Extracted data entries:

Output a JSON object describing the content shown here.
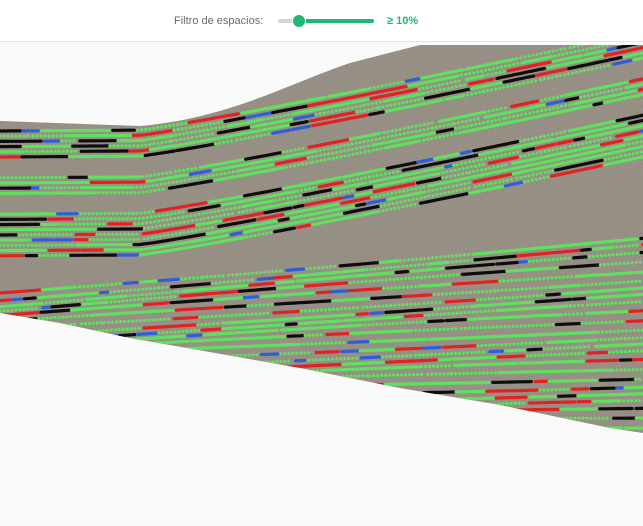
{
  "filter": {
    "label": "Filtro de espacios:",
    "value_text": "≥ 10%",
    "slider_value_fraction": 0.22
  },
  "legend_colors": {
    "accent": "#22b573",
    "row_green": "#5fe05f",
    "row_red": "#e02222",
    "row_blue": "#2e5fd6",
    "row_black": "#0d0d0d",
    "soil": "#8f867a"
  },
  "map": {
    "kind": "field-planting-gap-map"
  }
}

* **TO BE DONE**: Write out every entry again word for word, without any of the pictures.

* **RESPONSE**:
Output a JSON object describing the content shown here.
{
  "filter": {
    "label": "Filtro de espacios:",
    "value_text": "≥ 10%",
    "slider_value_fraction": 0.22
  },
  "legend_colors": {
    "accent": "#22b573",
    "row_green": "#5fe05f",
    "row_red": "#e02222",
    "row_blue": "#2e5fd6",
    "row_black": "#0d0d0d",
    "soil": "#8f867a"
  },
  "map": {
    "kind": "field-planting-gap-map"
  }
}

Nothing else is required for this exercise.